## [Work to complete]
Every line of the material below must be repeated exactly.

## [Figure data in JSON]
= = =
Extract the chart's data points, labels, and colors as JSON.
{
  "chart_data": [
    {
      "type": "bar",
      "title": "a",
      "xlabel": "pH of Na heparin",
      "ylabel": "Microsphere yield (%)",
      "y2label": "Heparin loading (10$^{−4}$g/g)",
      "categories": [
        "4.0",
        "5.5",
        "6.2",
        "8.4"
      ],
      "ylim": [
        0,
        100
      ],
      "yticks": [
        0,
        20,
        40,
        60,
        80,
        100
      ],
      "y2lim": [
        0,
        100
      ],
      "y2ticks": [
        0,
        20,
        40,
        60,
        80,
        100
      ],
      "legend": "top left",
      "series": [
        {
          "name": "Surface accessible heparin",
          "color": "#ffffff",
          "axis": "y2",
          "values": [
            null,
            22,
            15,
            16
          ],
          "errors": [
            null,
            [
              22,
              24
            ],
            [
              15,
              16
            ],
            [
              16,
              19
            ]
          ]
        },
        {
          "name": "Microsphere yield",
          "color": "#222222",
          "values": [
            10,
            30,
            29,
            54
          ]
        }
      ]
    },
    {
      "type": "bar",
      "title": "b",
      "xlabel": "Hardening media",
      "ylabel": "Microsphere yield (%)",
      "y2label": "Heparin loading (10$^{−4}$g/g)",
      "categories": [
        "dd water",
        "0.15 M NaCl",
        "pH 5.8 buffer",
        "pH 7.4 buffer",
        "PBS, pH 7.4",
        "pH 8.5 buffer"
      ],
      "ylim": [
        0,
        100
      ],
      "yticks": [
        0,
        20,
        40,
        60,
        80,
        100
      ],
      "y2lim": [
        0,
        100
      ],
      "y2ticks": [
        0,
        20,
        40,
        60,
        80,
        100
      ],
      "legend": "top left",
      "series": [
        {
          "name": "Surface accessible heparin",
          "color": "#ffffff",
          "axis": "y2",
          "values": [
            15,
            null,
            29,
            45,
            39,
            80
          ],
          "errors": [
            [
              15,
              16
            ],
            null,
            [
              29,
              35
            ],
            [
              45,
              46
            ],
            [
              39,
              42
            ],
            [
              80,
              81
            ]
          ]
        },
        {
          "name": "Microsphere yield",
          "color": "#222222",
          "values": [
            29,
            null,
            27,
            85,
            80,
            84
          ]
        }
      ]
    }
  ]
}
= = =
## [Finished answer]
Extract the chart's data points, labels, and colors as JSON.
{
  "chart_data": [
    {
      "type": "bar",
      "title": "a",
      "xlabel": "pH of Na heparin",
      "ylabel": "Microsphere yield (%)",
      "y2label": "Heparin loading (10$^{−4}$g/g)",
      "categories": [
        "4.0",
        "5.5",
        "6.2",
        "8.4"
      ],
      "ylim": [
        0,
        100
      ],
      "yticks": [
        0,
        20,
        40,
        60,
        80,
        100
      ],
      "y2lim": [
        0,
        100
      ],
      "y2ticks": [
        0,
        20,
        40,
        60,
        80,
        100
      ],
      "legend": "top left",
      "series": [
        {
          "name": "Surface accessible heparin",
          "color": "#ffffff",
          "axis": "y2",
          "values": [
            null,
            22,
            15,
            16
          ],
          "errors": [
            null,
            [
              22,
              24
            ],
            [
              15,
              16
            ],
            [
              16,
              19
            ]
          ]
        },
        {
          "name": "Microsphere yield",
          "color": "#222222",
          "values": [
            10,
            30,
            29,
            54
          ]
        }
      ]
    },
    {
      "type": "bar",
      "title": "b",
      "xlabel": "Hardening media",
      "ylabel": "Microsphere yield (%)",
      "y2label": "Heparin loading (10$^{−4}$g/g)",
      "categories": [
        "dd water",
        "0.15 M NaCl",
        "pH 5.8 buffer",
        "pH 7.4 buffer",
        "PBS, pH 7.4",
        "pH 8.5 buffer"
      ],
      "ylim": [
        0,
        100
      ],
      "yticks": [
        0,
        20,
        40,
        60,
        80,
        100
      ],
      "y2lim": [
        0,
        100
      ],
      "y2ticks": [
        0,
        20,
        40,
        60,
        80,
        100
      ],
      "legend": "top left",
      "series": [
        {
          "name": "Surface accessible heparin",
          "color": "#ffffff",
          "axis": "y2",
          "values": [
            15,
            null,
            29,
            45,
            39,
            80
          ],
          "errors": [
            [
              15,
              16
            ],
            null,
            [
              29,
              35
            ],
            [
              45,
              46
            ],
            [
              39,
              42
            ],
            [
              80,
              81
            ]
          ]
        },
        {
          "name": "Microsphere yield",
          "color": "#222222",
          "values": [
            29,
            null,
            27,
            85,
            80,
            84
          ]
        }
      ]
    }
  ]
}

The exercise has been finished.